Exercise goal:
The records are to be restated in their entirety, word for word.
——
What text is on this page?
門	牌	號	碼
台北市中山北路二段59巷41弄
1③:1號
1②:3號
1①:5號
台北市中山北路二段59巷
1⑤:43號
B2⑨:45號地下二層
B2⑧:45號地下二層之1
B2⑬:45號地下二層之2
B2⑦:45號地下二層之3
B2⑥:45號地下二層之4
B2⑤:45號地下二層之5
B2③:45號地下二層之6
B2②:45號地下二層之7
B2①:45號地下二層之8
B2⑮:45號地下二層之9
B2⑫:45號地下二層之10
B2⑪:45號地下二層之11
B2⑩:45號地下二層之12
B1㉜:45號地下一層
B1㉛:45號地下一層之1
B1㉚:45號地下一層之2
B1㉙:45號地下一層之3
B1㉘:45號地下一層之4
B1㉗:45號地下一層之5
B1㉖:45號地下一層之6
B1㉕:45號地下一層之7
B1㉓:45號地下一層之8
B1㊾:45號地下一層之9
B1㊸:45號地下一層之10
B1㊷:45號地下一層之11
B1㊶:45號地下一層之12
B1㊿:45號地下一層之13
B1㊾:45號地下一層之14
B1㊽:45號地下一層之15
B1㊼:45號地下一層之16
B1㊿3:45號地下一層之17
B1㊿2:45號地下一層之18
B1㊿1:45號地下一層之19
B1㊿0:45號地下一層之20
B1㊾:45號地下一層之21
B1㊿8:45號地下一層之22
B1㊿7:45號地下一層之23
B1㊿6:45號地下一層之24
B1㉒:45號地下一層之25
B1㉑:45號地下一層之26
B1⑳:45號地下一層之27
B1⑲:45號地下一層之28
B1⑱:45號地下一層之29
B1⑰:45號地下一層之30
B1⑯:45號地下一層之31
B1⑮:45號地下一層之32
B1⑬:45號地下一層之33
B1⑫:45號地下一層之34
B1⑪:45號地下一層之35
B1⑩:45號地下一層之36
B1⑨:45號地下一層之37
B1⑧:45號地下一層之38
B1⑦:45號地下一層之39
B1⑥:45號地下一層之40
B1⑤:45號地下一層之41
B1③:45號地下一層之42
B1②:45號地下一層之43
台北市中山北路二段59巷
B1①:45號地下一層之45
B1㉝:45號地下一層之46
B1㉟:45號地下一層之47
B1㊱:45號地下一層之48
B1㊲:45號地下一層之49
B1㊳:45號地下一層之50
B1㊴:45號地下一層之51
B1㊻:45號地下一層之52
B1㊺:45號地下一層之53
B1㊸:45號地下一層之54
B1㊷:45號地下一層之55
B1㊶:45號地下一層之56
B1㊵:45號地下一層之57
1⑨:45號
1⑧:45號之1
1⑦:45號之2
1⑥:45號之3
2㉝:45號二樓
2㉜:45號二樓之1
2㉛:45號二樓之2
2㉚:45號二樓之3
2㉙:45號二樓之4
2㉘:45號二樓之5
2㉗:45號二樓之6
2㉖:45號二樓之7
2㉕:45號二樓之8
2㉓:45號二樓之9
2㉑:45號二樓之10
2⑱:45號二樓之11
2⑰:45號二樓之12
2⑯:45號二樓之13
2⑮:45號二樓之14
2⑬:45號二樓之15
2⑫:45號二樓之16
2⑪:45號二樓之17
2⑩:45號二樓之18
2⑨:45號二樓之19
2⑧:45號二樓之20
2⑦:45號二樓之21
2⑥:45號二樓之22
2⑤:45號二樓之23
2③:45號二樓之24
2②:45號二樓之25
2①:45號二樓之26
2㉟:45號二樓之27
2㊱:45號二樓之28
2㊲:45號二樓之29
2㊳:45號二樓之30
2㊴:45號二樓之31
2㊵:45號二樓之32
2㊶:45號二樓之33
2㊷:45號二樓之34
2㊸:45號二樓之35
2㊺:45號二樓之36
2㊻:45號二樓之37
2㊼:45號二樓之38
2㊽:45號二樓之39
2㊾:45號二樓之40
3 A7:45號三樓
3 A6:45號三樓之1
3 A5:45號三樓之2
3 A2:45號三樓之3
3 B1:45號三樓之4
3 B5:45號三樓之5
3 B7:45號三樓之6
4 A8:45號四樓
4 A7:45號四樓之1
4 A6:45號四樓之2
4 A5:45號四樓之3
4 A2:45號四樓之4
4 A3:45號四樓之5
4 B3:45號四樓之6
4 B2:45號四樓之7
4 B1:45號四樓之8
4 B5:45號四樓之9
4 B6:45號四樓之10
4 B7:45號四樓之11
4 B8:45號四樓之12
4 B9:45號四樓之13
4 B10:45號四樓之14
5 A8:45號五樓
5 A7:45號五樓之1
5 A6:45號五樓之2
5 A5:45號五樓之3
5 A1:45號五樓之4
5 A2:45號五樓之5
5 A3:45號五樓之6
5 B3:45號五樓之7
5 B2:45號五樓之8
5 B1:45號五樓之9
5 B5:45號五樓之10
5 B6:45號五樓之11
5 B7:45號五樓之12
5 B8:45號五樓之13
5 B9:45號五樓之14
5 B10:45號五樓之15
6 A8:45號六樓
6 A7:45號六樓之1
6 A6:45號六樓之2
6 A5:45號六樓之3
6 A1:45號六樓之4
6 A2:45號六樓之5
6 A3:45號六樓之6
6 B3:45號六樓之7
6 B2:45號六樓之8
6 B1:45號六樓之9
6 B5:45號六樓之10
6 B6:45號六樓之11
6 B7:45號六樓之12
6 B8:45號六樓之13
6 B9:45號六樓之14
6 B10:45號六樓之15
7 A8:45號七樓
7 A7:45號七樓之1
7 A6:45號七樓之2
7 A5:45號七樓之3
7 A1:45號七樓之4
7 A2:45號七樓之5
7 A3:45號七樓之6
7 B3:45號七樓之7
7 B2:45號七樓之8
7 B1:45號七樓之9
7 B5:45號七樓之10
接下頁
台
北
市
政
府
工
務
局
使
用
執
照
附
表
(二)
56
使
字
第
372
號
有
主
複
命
——
Completed exercise:
What text is on this page?
門	牌	號	碼
台北市中山北路二段59巷41弄
1③:1號
1②:3號
1①:5號
台北市中山北路二段59巷
1⑤:43號
B2⑨:45號地下二層
B2⑧:45號地下二層之1
B2⑬:45號地下二層之2
B2⑦:45號地下二層之3
B2⑥:45號地下二層之4
B2⑤:45號地下二層之5
B2③:45號地下二層之6
B2②:45號地下二層之7
B2①:45號地下二層之8
B2⑮:45號地下二層之9
B2⑫:45號地下二層之10
B2⑪:45號地下二層之11
B2⑩:45號地下二層之12
B1㉜:45號地下一層
B1㉛:45號地下一層之1
B1㉚:45號地下一層之2
B1㉙:45號地下一層之3
B1㉘:45號地下一層之4
B1㉗:45號地下一層之5
B1㉖:45號地下一層之6
B1㉕:45號地下一層之7
B1㉓:45號地下一層之8
B1㊾:45號地下一層之9
B1㊸:45號地下一層之10
B1㊷:45號地下一層之11
B1㊶:45號地下一層之12
B1㊿:45號地下一層之13
B1㊾:45號地下一層之14
B1㊽:45號地下一層之15
B1㊼:45號地下一層之16
B1㊿3:45號地下一層之17
B1㊿2:45號地下一層之18
B1㊿1:45號地下一層之19
B1㊿0:45號地下一層之20
B1㊾:45號地下一層之21
B1㊿8:45號地下一層之22
B1㊿7:45號地下一層之23
B1㊿6:45號地下一層之24
B1㉒:45號地下一層之25
B1㉑:45號地下一層之26
B1⑳:45號地下一層之27
B1⑲:45號地下一層之28
B1⑱:45號地下一層之29
B1⑰:45號地下一層之30
B1⑯:45號地下一層之31
B1⑮:45號地下一層之32
B1⑬:45號地下一層之33
B1⑫:45號地下一層之34
B1⑪:45號地下一層之35
B1⑩:45號地下一層之36
B1⑨:45號地下一層之37
B1⑧:45號地下一層之38
B1⑦:45號地下一層之39
B1⑥:45號地下一層之40
B1⑤:45號地下一層之41
B1③:45號地下一層之42
B1②:45號地下一層之43
台北市中山北路二段59巷
B1①:45號地下一層之45
B1㉝:45號地下一層之46
B1㉟:45號地下一層之47
B1㊱:45號地下一層之48
B1㊲:45號地下一層之49
B1㊳:45號地下一層之50
B1㊴:45號地下一層之51
B1㊻:45號地下一層之52
B1㊺:45號地下一層之53
B1㊸:45號地下一層之54
B1㊷:45號地下一層之55
B1㊶:45號地下一層之56
B1㊵:45號地下一層之57
1⑨:45號
1⑧:45號之1
1⑦:45號之2
1⑥:45號之3
2㉝:45號二樓
2㉜:45號二樓之1
2㉛:45號二樓之2
2㉚:45號二樓之3
2㉙:45號二樓之4
2㉘:45號二樓之5
2㉗:45號二樓之6
2㉖:45號二樓之7
2㉕:45號二樓之8
2㉓:45號二樓之9
2㉑:45號二樓之10
2⑱:45號二樓之11
2⑰:45號二樓之12
2⑯:45號二樓之13
2⑮:45號二樓之14
2⑬:45號二樓之15
2⑫:45號二樓之16
2⑪:45號二樓之17
2⑩:45號二樓之18
2⑨:45號二樓之19
2⑧:45號二樓之20
2⑦:45號二樓之21
2⑥:45號二樓之22
2⑤:45號二樓之23
2③:45號二樓之24
2②:45號二樓之25
2①:45號二樓之26
2㉟:45號二樓之27
2㊱:45號二樓之28
2㊲:45號二樓之29
2㊳:45號二樓之30
2㊴:45號二樓之31
2㊵:45號二樓之32
2㊶:45號二樓之33
2㊷:45號二樓之34
2㊸:45號二樓之35
2㊺:45號二樓之36
2㊻:45號二樓之37
2㊼:45號二樓之38
2㊽:45號二樓之39
2㊾:45號二樓之40
3 A7:45號三樓
3 A6:45號三樓之1
3 A5:45號三樓之2
3 A2:45號三樓之3
3 B1:45號三樓之4
3 B5:45號三樓之5
3 B7:45號三樓之6
4 A8:45號四樓
4 A7:45號四樓之1
4 A6:45號四樓之2
4 A5:45號四樓之3
4 A2:45號四樓之4
4 A3:45號四樓之5
4 B3:45號四樓之6
4 B2:45號四樓之7
4 B1:45號四樓之8
4 B5:45號四樓之9
4 B6:45號四樓之10
4 B7:45號四樓之11
4 B8:45號四樓之12
4 B9:45號四樓之13
4 B10:45號四樓之14
5 A8:45號五樓
5 A7:45號五樓之1
5 A6:45號五樓之2
5 A5:45號五樓之3
5 A1:45號五樓之4
5 A2:45號五樓之5
5 A3:45號五樓之6
5 B3:45號五樓之7
5 B2:45號五樓之8
5 B1:45號五樓之9
5 B5:45號五樓之10
5 B6:45號五樓之11
5 B7:45號五樓之12
5 B8:45號五樓之13
5 B9:45號五樓之14
5 B10:45號五樓之15
6 A8:45號六樓
6 A7:45號六樓之1
6 A6:45號六樓之2
6 A5:45號六樓之3
6 A1:45號六樓之4
6 A2:45號六樓之5
6 A3:45號六樓之6
6 B3:45號六樓之7
6 B2:45號六樓之8
6 B1:45號六樓之9
6 B5:45號六樓之10
6 B6:45號六樓之11
6 B7:45號六樓之12
6 B8:45號六樓之13
6 B9:45號六樓之14
6 B10:45號六樓之15
7 A8:45號七樓
7 A7:45號七樓之1
7 A6:45號七樓之2
7 A5:45號七樓之3
7 A1:45號七樓之4
7 A2:45號七樓之5
7 A3:45號七樓之6
7 B3:45號七樓之7
7 B2:45號七樓之8
7 B1:45號七樓之9
7 B5:45號七樓之10
接下頁
台
北
市
政
府
工
務
局
使
用
執
照
附
表
(二)
56
使
字
第
372
號
有
主
複
命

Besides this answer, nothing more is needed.